[Stored entries]
· · · · ·

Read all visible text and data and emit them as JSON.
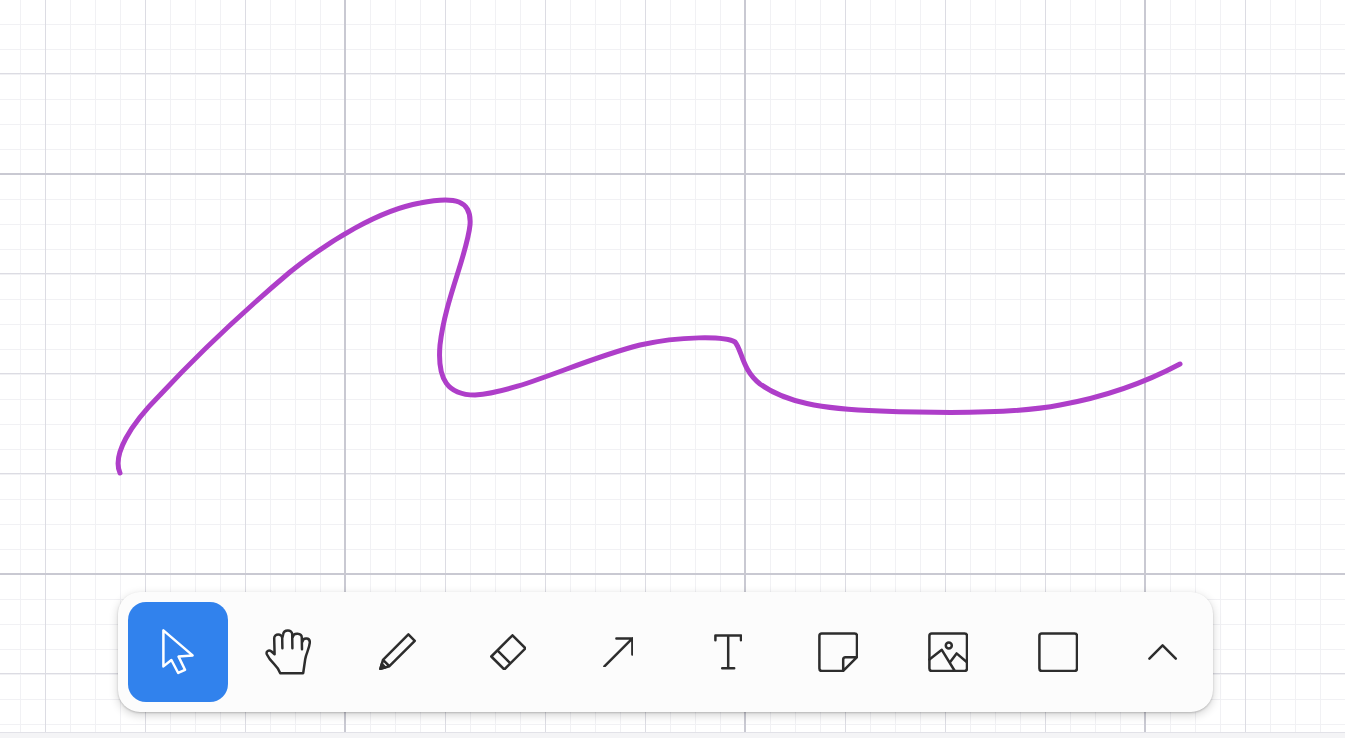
{
  "canvas": {
    "shapes": [
      {
        "kind": "freehand"
      }
    ]
  },
  "toolbar": {
    "tools": [
      {
        "kind": "select",
        "selected": true
      },
      {
        "kind": "hand",
        "selected": false
      },
      {
        "kind": "draw",
        "selected": false
      },
      {
        "kind": "eraser",
        "selected": false
      },
      {
        "kind": "arrow",
        "selected": false
      },
      {
        "kind": "text",
        "selected": false
      },
      {
        "kind": "note",
        "selected": false
      },
      {
        "kind": "image",
        "selected": false
      },
      {
        "kind": "rectangle",
        "selected": false
      },
      {
        "kind": "more",
        "selected": false
      }
    ]
  }
}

· · · · ·

§ GIVEN TASK
Report how many lines of the data contain the word "text", using the number alone.

§ SOLUTION FOR THIS TASK
2